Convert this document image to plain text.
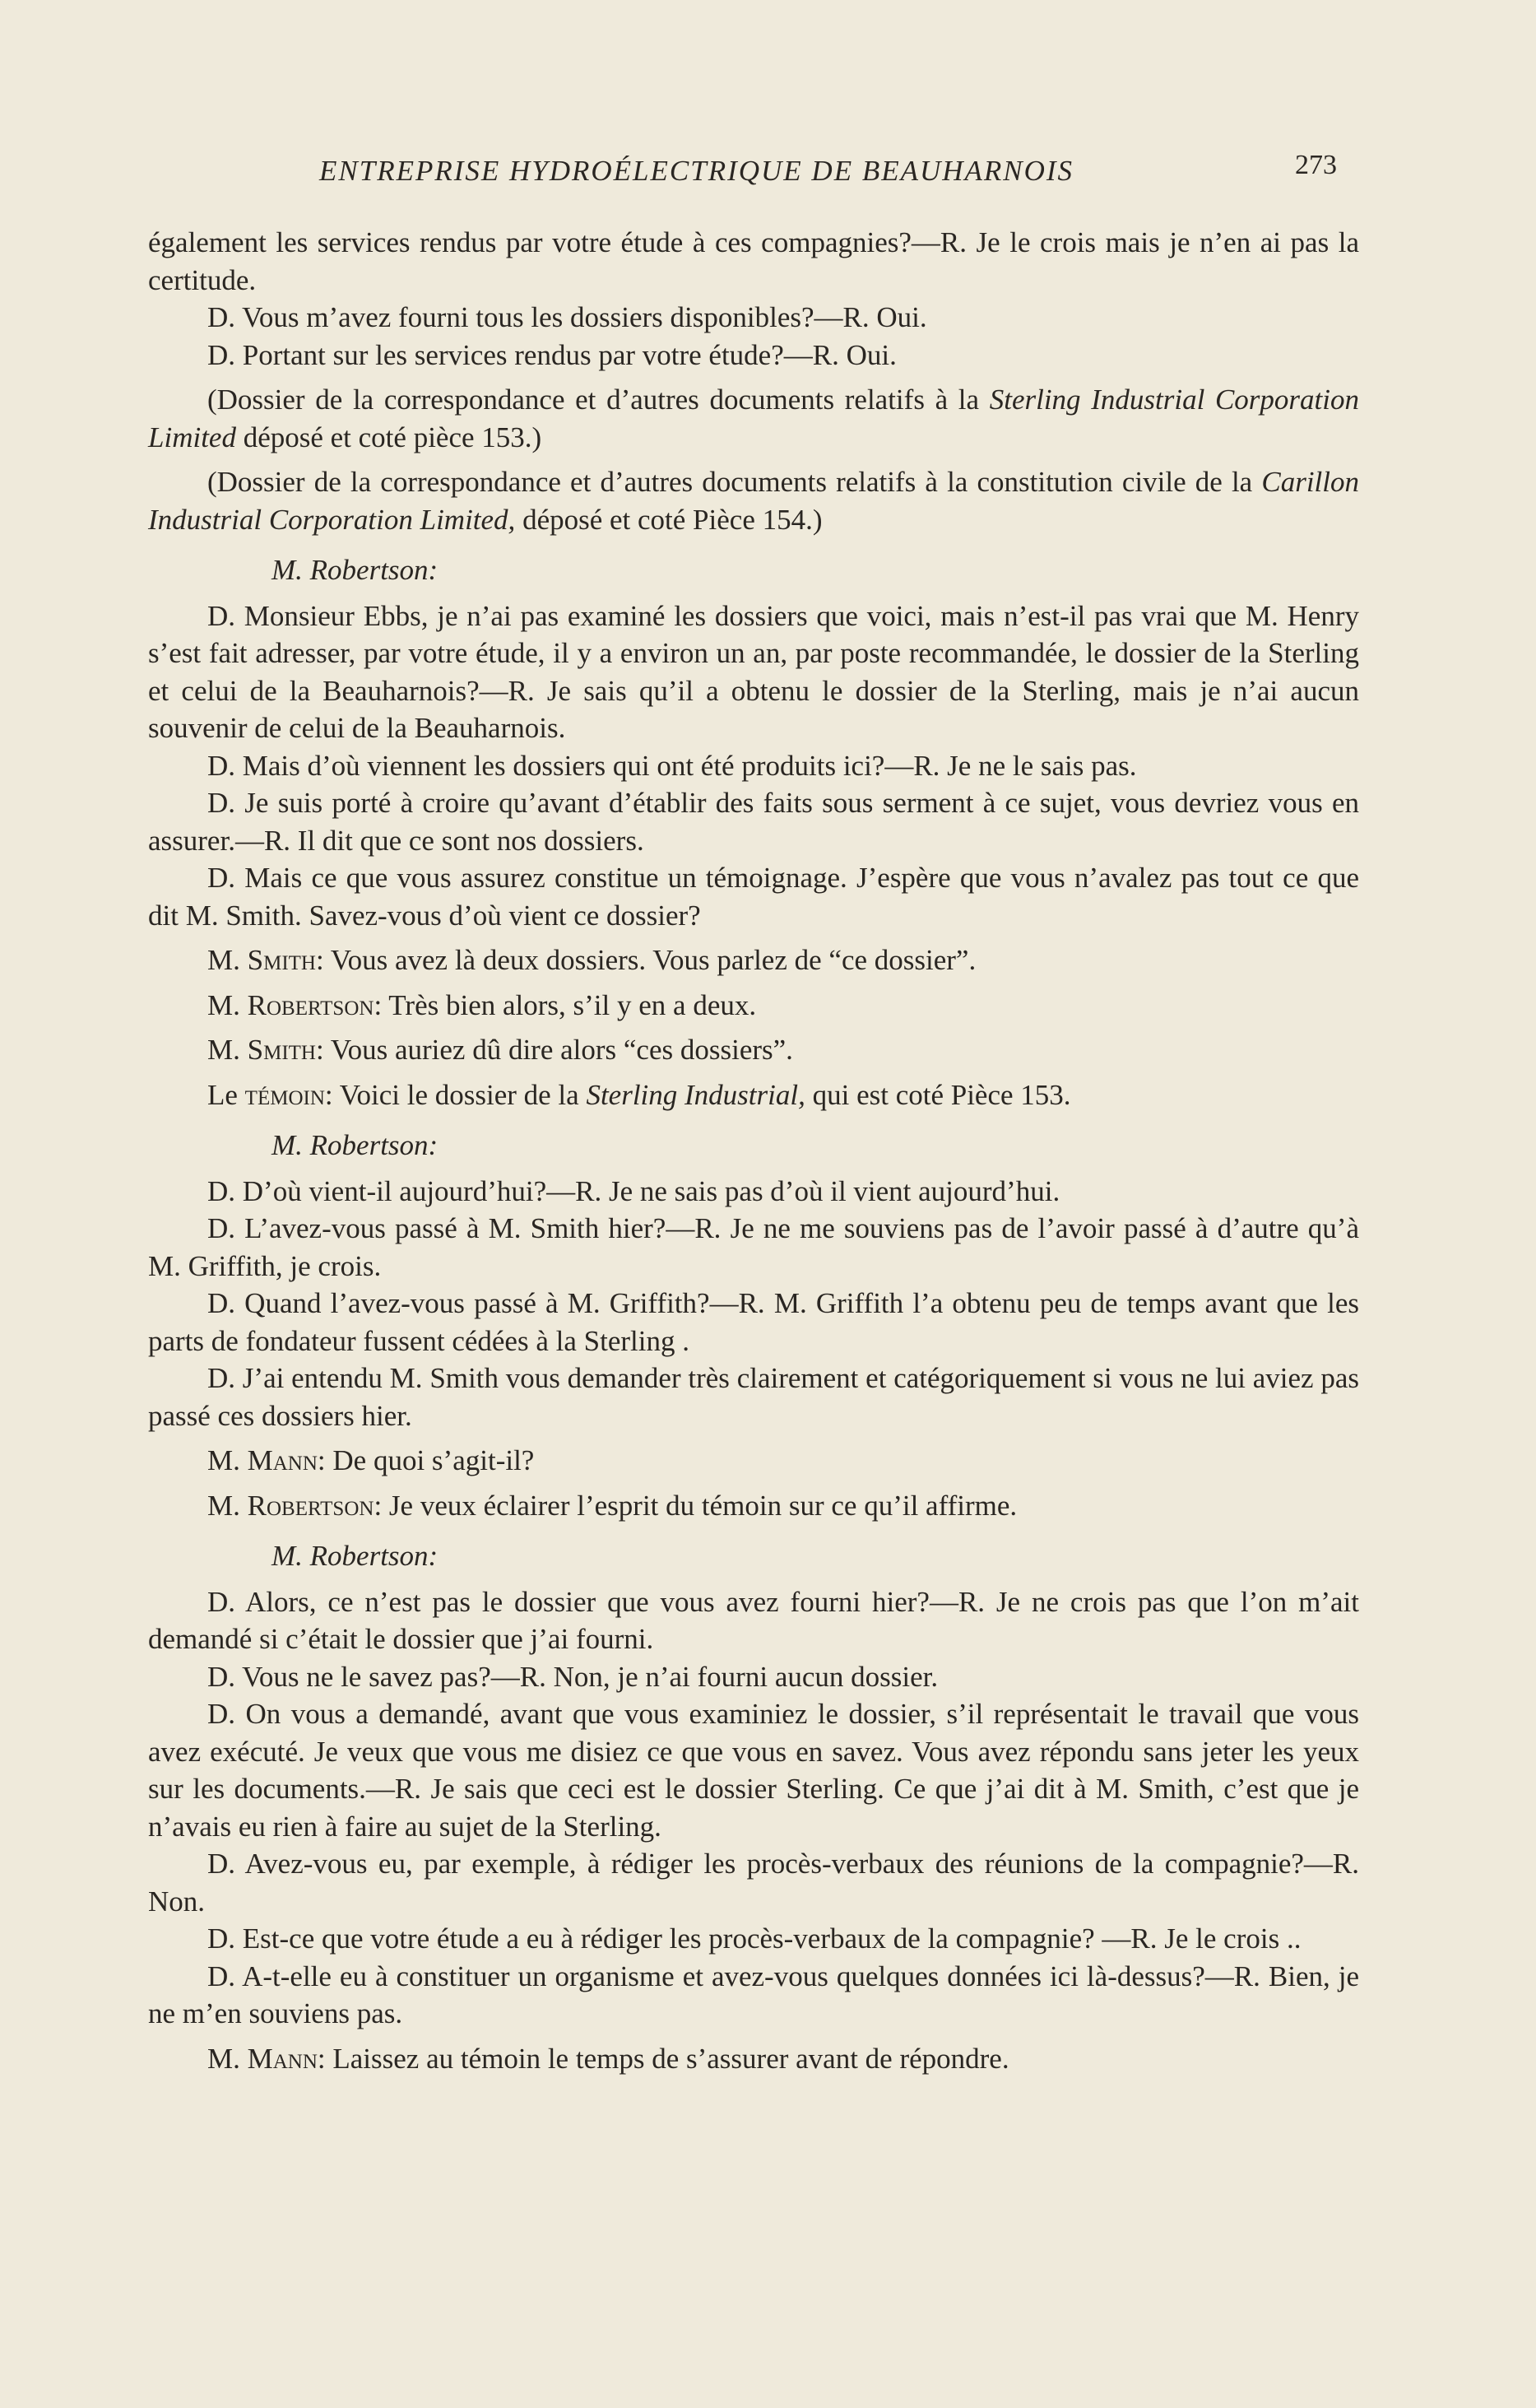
ENTREPRISE HYDROÉLECTRIQUE DE BEAUHARNOIS	273

également les services rendus par votre étude à ces compagnies?—R. Je le crois mais je n’en ai pas la certitude.

D. Vous m’avez fourni tous les dossiers disponibles?—R. Oui.

D. Portant sur les services rendus par votre étude?—R. Oui.

(Dossier de la correspondance et d’autres documents relatifs à la Sterling Industrial Corporation Limited déposé et coté pièce 153.)

(Dossier de la correspondance et d’autres documents relatifs à la constitution civile de la Carillon Industrial Corporation Limited, déposé et coté Pièce 154.)

M. Robertson:

D. Monsieur Ebbs, je n’ai pas examiné les dossiers que voici, mais n’est-il pas vrai que M. Henry s’est fait adresser, par votre étude, il y a environ un an, par poste recommandée, le dossier de la Sterling et celui de la Beauharnois?—R. Je sais qu’il a obtenu le dossier de la Sterling, mais je n’ai aucun souvenir de celui de la Beauharnois.

D. Mais d’où viennent les dossiers qui ont été produits ici?—R. Je ne le sais pas.

D. Je suis porté à croire qu’avant d’établir des faits sous serment à ce sujet, vous devriez vous en assurer.—R. Il dit que ce sont nos dossiers.

D. Mais ce que vous assurez constitue un témoignage. J’espère que vous n’avalez pas tout ce que dit M. Smith. Savez-vous d’où vient ce dossier?

M. Smith: Vous avez là deux dossiers. Vous parlez de “ce dossier”.

M. Robertson: Très bien alors, s’il y en a deux.

M. Smith: Vous auriez dû dire alors “ces dossiers”.

Le témoin: Voici le dossier de la Sterling Industrial, qui est coté Pièce 153.

M. Robertson:

D. D’où vient-il aujourd’hui?—R. Je ne sais pas d’où il vient aujourd’hui.

D. L’avez-vous passé à M. Smith hier?—R. Je ne me souviens pas de l’avoir passé à d’autre qu’à M. Griffith, je crois.

D. Quand l’avez-vous passé à M. Griffith?—R. M. Griffith l’a obtenu peu de temps avant que les parts de fondateur fussent cédées à la Sterling .

D. J’ai entendu M. Smith vous demander très clairement et catégoriquement si vous ne lui aviez pas passé ces dossiers hier.

M. Mann: De quoi s’agit-il?

M. Robertson: Je veux éclairer l’esprit du témoin sur ce qu’il affirme.

M. Robertson:

D. Alors, ce n’est pas le dossier que vous avez fourni hier?—R. Je ne crois pas que l’on m’ait demandé si c’était le dossier que j’ai fourni.

D. Vous ne le savez pas?—R. Non, je n’ai fourni aucun dossier.

D. On vous a demandé, avant que vous examiniez le dossier, s’il représentait le travail que vous avez exécuté. Je veux que vous me disiez ce que vous en savez. Vous avez répondu sans jeter les yeux sur les documents.—R. Je sais que ceci est le dossier Sterling. Ce que j’ai dit à M. Smith, c’est que je n’avais eu rien à faire au sujet de la Sterling.

D. Avez-vous eu, par exemple, à rédiger les procès-verbaux des réunions de la compagnie?—R. Non.

D. Est-ce que votre étude a eu à rédiger les procès-verbaux de la compagnie? —R. Je le crois ..

D. A-t-elle eu à constituer un organisme et avez-vous quelques données ici là-dessus?—R. Bien, je ne m’en souviens pas.

M. Mann: Laissez au témoin le temps de s’assurer avant de répondre.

################

WHAT IS NEEDED
Which lines contain "vient"? Copy each of them out.

EXPECTED ANSWER
D. Mais ce que vous assurez constitue un témoignage. J’espère que vous n’avalez pas tout ce que dit M. Smith. Savez-vous d’où vient ce dossier?
D. D’où vient-il aujourd’hui?—R. Je ne sais pas d’où il vient aujourd’hui.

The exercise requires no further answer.